→ **Extracted data**
=== Begin Enclosure ===
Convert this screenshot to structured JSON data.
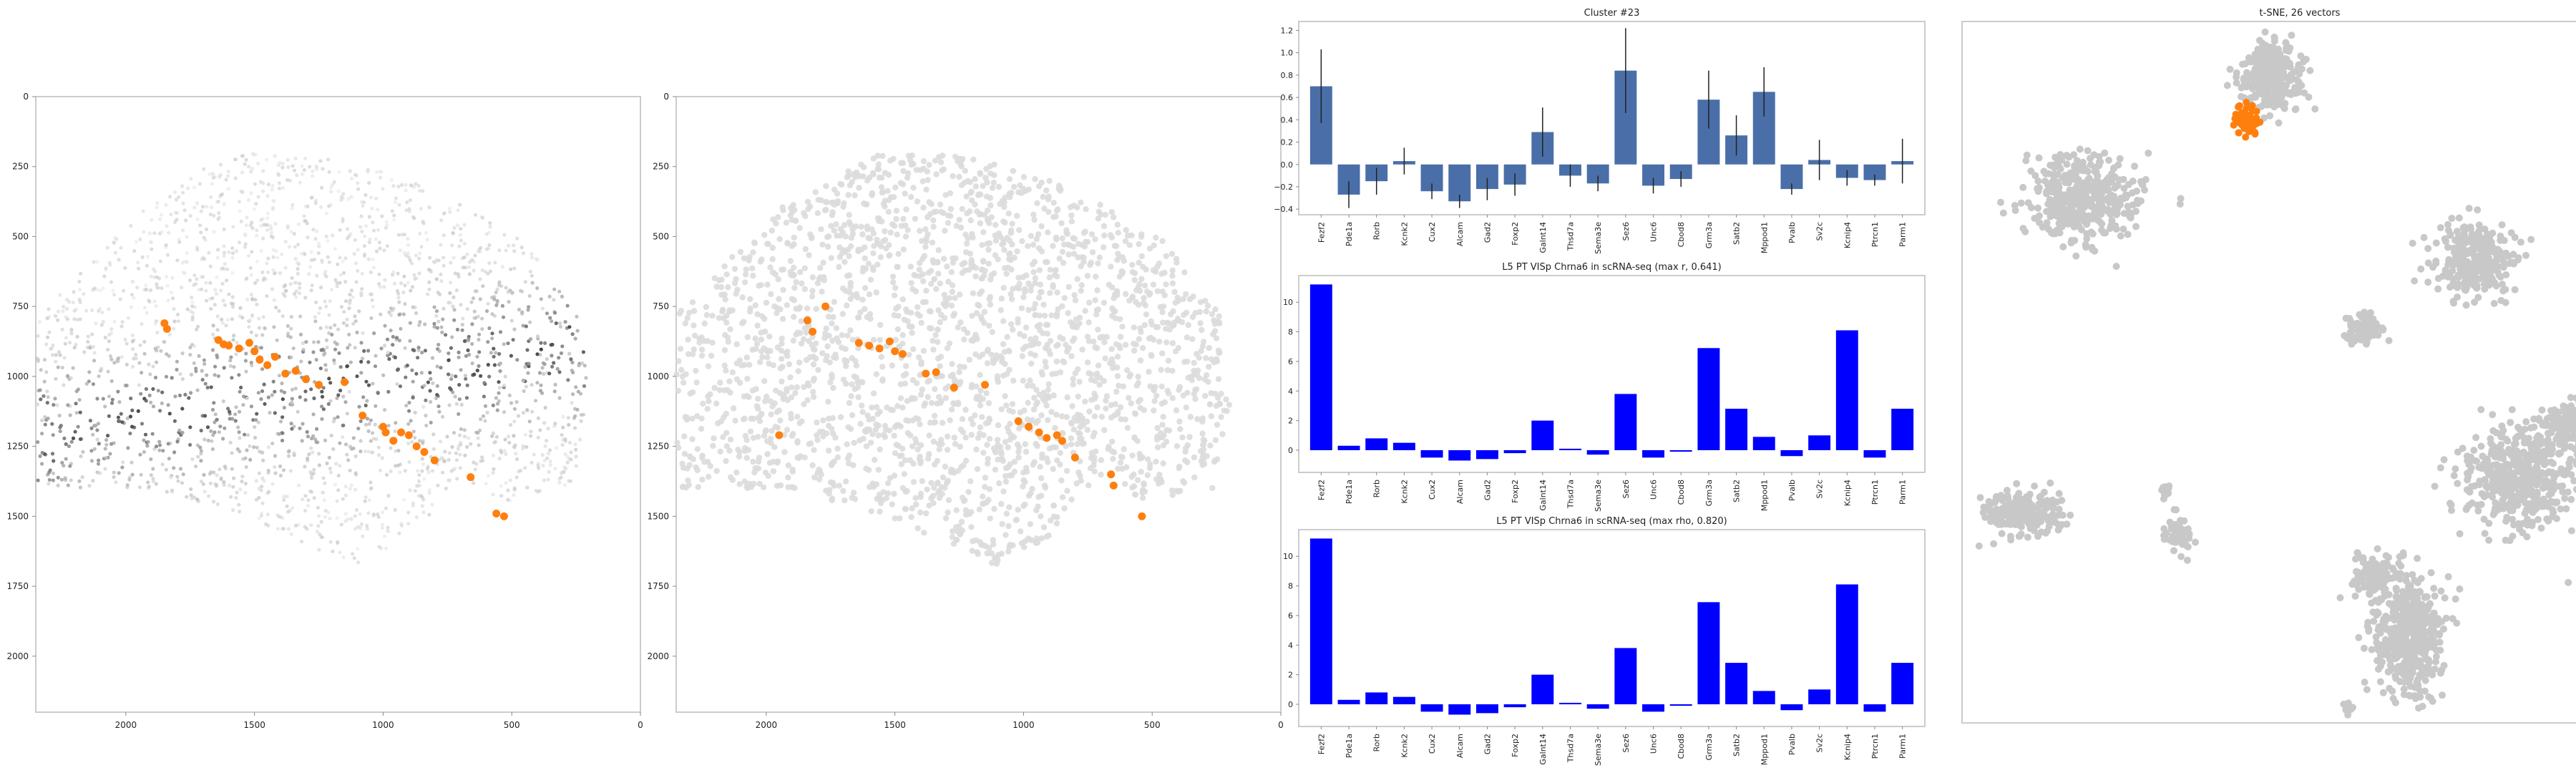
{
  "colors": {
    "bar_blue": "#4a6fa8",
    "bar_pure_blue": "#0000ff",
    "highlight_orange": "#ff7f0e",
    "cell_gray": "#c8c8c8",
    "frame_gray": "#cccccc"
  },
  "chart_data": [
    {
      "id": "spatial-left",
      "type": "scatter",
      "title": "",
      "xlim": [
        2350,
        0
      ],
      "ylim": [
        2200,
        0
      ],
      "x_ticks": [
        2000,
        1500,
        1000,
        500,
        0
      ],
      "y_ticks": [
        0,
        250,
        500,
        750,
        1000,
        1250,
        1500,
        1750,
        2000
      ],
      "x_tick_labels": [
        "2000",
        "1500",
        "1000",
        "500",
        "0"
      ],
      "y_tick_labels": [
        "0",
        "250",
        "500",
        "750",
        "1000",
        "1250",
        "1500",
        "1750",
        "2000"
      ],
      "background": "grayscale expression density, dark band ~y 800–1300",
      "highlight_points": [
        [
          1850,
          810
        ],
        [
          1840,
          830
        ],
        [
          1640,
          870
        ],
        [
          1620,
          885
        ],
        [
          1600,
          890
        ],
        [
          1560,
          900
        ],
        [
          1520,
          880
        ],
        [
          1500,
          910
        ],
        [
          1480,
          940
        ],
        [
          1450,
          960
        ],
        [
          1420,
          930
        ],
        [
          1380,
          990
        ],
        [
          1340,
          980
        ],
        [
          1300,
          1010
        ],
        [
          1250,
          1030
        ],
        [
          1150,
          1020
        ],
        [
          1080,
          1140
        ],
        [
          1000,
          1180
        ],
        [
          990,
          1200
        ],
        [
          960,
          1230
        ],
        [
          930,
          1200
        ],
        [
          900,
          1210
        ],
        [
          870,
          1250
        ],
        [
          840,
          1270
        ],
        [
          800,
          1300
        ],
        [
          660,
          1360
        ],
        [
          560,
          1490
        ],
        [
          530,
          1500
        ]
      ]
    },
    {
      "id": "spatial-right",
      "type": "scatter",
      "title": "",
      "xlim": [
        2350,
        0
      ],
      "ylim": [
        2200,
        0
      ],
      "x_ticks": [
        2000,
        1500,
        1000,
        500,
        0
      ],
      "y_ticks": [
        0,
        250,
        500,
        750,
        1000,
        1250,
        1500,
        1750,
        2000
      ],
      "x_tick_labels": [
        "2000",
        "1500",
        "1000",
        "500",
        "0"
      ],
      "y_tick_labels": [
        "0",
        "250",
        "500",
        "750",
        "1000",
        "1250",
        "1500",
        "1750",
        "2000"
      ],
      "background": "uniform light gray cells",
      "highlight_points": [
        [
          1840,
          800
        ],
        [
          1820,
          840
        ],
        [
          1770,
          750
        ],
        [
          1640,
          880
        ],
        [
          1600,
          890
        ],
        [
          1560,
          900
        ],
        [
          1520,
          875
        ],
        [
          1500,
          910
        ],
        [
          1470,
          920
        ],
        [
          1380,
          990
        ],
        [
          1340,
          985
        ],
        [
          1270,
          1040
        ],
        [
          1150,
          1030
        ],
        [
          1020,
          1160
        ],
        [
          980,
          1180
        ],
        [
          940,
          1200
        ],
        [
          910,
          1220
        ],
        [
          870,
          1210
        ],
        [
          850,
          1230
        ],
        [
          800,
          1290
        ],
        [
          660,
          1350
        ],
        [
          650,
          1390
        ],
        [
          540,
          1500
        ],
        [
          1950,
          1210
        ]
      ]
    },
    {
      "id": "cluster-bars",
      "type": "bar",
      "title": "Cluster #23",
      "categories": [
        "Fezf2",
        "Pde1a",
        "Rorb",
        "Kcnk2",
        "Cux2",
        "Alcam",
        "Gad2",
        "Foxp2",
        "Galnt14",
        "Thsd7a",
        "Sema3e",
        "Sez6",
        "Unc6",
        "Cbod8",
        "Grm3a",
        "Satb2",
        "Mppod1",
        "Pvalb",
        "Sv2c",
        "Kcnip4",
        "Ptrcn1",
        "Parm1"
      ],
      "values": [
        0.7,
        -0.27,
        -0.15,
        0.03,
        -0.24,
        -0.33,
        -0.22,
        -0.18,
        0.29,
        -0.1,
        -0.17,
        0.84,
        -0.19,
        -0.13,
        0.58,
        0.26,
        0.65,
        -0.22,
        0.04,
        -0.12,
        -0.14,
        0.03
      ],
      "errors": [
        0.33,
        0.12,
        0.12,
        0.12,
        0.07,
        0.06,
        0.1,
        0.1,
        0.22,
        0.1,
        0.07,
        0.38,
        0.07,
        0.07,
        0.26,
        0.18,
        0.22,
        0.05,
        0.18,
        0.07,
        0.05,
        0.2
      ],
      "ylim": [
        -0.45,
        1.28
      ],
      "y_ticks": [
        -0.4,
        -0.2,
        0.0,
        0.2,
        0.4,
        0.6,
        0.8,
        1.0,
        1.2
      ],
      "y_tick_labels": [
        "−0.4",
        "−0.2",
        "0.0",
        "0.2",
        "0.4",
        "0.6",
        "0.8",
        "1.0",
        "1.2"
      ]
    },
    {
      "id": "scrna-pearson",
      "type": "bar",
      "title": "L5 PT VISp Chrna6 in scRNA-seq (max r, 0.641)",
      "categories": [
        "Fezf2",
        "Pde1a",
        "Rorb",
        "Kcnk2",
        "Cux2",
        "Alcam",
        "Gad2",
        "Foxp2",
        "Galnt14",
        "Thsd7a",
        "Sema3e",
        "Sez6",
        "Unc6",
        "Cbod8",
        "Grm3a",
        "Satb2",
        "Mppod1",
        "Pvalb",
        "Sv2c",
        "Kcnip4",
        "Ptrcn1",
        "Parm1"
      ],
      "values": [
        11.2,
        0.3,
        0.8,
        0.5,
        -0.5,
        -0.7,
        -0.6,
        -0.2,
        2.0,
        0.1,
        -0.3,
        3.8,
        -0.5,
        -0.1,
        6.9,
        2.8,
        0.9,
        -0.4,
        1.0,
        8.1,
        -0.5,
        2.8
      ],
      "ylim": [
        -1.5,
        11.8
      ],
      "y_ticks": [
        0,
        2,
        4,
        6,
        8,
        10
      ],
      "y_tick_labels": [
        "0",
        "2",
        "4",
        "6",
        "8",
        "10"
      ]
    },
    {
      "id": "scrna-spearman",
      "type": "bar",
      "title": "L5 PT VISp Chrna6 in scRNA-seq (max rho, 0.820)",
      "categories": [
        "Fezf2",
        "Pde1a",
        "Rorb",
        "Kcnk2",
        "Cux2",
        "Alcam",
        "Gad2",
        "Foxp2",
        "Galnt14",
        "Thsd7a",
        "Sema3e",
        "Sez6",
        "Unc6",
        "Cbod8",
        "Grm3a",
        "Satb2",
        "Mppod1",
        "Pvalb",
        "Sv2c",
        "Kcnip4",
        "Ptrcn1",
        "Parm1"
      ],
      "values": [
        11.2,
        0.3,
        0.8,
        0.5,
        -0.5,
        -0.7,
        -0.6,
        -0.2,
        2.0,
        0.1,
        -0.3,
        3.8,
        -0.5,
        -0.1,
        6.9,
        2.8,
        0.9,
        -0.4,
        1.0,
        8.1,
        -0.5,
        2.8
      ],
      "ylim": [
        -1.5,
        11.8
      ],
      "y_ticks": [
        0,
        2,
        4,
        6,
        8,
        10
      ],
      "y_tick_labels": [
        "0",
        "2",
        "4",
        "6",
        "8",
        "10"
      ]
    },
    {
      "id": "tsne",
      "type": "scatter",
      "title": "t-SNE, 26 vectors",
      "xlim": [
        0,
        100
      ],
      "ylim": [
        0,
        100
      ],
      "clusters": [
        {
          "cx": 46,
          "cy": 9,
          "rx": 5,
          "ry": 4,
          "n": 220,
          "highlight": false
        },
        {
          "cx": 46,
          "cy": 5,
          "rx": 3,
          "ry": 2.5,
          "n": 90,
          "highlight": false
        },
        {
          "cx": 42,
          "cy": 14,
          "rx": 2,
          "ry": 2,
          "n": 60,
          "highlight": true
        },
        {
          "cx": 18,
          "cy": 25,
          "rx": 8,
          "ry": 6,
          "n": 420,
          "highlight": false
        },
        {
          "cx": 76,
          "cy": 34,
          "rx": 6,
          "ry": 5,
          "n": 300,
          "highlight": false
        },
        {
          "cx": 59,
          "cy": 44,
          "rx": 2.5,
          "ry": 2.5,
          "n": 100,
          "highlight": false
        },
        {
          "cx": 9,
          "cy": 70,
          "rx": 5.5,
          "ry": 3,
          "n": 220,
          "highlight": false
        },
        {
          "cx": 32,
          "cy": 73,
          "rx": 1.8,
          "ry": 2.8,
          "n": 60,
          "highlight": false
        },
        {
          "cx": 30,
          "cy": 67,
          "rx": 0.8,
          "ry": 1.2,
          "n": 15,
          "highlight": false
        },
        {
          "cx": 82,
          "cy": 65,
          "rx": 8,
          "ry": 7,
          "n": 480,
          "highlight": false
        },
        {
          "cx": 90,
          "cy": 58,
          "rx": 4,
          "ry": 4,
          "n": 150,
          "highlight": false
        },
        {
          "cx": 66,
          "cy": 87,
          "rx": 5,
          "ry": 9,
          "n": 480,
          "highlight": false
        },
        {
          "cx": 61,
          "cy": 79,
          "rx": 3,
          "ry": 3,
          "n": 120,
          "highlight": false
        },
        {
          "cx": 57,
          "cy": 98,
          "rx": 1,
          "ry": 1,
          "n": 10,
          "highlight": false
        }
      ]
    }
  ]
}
=== End Enclosure ===
→ **Your objective**
Where a line of the records has the string "background", return that line.

→ **Problem solution**
      "background": "grayscale expression density, dark band ~y 800–1300",
      "background": "uniform light gray cells",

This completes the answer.